▶ _Document excerpt_
********************
LOCAL COLUMN
OPINION: Why Trump's cannabis rescheduling can't come soon enough
Federal interceptions erode investor confidence and deter expansion in the border region
New Mexico’s cannabis industry has blossomed into a billion-dollar powerhouse, generating over $1.4 billion in sales by mid-2025, according to the New Mexico Cannabis Control Division. This boom has created thousands of jobs, funneled tens of millions in tax revenue to schools and infrastructure, and empowered small businesses in rural communities long starved for opportunity. Yet, just 60 miles north of the border, this progress grinds to a halt at U.S. Customs and Border Protection (CPB) checkpoints. Here, federal agents routinely seize our cannabis shipments, treating licensed businesses like smugglers and strangling the very economy they're sworn to protect.
These seizures aren't isolated incidents; they're a systematic crackdown that began escalating in February 2024. CBP has confiscated over $1.6 million in products, cash and even vehicles from licensed operators at interior checkpoints along Interstate 10, Interstate 25 and U.S. 70. Drivers transporting cannabis are detained for hours, fingerprinted and left empty-handed. No charges are filed, no recourse offered. One southern grower lost an entire harvest — up to $100,000 in one go — forcing her to restrict sales to the local area and slashing her payroll. Another business reported losses exceeding $300,000, enough to shutter smaller operations overnight. One Albuquerque operator refinanced equipment just to stay afloat.
Statewide, the industry employs 10,000 people, but federal interceptions erode investor confidence and deter expansion in the border region. Tax revenue suffers too: Every seized pound means lost excise and gross receipts taxes that could fund community reinvestment programs under the Cannabis Revenue Fund. In a state where cannabis taxes topped $100 million last fiscal year, even modest diversions compound into millions foregone for education and public health.
Frustrated operators have fought back in court. In October 2024, eight licensed companies sued the Department of Homeland Security and CBP in U.S. District Court for the District of New Mexico. The suit alleges violations of the Fifth Amendment's due process clause and the 10th Amendment's federalism principles, demanding the return of seized assets (or equivalent compensation) and an end to warrantless takings. By June 2025, the case had advanced to a critical phase, with a judge weighing motions amid calls for nationwide policy consistency — why New Mexico, when Arizona and California face no such scrutiny? The lawsuit underscores a glaring hypocrisy: CBP claims it's targeting "illegal narcotics," yet diverts resources from fentanyl interdiction to harass businesses.
********************
▶ _Given records_
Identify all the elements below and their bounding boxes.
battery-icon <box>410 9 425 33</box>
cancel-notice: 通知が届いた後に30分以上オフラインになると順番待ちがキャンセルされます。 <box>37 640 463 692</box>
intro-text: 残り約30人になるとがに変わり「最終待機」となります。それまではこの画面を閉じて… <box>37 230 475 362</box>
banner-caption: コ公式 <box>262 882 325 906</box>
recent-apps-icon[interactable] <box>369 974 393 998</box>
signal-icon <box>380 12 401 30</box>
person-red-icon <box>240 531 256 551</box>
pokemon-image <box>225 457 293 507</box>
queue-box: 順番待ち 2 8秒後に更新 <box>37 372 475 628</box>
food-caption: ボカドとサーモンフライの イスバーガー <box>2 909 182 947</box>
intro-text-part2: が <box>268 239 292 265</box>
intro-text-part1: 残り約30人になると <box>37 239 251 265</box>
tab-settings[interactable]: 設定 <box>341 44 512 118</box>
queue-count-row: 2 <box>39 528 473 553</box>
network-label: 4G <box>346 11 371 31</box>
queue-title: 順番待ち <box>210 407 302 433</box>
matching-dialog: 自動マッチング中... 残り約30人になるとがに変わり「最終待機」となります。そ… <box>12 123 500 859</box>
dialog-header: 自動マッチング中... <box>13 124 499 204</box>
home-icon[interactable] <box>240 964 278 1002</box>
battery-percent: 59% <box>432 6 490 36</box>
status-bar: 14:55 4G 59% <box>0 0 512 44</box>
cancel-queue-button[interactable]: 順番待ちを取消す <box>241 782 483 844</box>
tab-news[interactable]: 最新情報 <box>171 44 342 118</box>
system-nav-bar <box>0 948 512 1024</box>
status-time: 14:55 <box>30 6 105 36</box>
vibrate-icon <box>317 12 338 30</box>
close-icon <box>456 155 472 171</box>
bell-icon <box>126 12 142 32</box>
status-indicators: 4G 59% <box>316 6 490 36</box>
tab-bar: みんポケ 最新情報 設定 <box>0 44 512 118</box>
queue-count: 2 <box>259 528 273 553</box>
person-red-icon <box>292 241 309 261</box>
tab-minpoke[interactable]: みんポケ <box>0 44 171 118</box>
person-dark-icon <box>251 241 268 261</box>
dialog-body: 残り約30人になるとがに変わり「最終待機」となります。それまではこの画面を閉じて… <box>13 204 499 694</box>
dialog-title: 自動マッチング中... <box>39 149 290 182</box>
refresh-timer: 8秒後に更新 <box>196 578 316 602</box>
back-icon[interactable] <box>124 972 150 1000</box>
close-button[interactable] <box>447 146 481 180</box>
********************
▶ _Directions_
1 > In the opinion column on New Mexico cannabis seizures, how many licensed companies sued the Department of Homeland Security and CBP in October 2024?
2 > Recast the paragraph of the opinion column on New Mexico cannabis seizures that begins "Statewide, the industry employs" as a bulleted list that keeps its main facts.
3 > Carry on the opinion column on New Mexico cannabis seizures, starting after its final sentence.

▶ _Responses for each task_
1 > Eight licensed companies.

2 >
- The industry employs 10,000 people statewide.
- Federal interceptions erode investor confidence and deter expansion in the border region.
- Each seized pound means lost excise and gross receipts taxes that could fund community reinvestment programs under the Cannabis Revenue Fund.
- Cannabis taxes topped $100 million last fiscal year, so even modest diversions add up to millions lost for education and public health.

3 >
This federal-state clash arrives at a pivotal moment, as President Donald Trump moves to reschedule cannabis. Rescheduling wouldn't fully legalize cannabis but would acknowledge its accepted medical use, easing research barriers, unlocking banking access and potentially shielding state programs from interference via updated enforcement guidance.
On Thursday, President Donald Trump signed an executive order directing the U.S. attorney to move marijuana from Schedule I, a category reserved for illegal drugs such as heroin and LSD, to Schedule III, according to Forbes. Rescheduling could prompt CBP to align with the spirit of the Obama- and Biden-era Cole Memorandum, deprioritizing state-legal operations. It would affirm federalism, letting states like New Mexico capture the full economic upside without punishing businesses. Trump, ever the dealmaker, has a chance to cut through the red tape: Reschedule now, and turn a policy quagmire into a win for states' rights and small-business resilience.
The checkpoints symbolize a broader failure: federal rigidity clashing with state innovation. In a border state fueling America's cannabis renaissance, these seizures don't secure the homeland; they sabotage it. The time to act swiftly is now, or New Mexico’s green gold will turn to dust.
Matt Chadwick is the CEO and co-founder of Top Crop Cannabis, Dark Matter, Iron Lung and the Frost Factory. His companies have had close to $200,000 in cannabis seized since February 2024.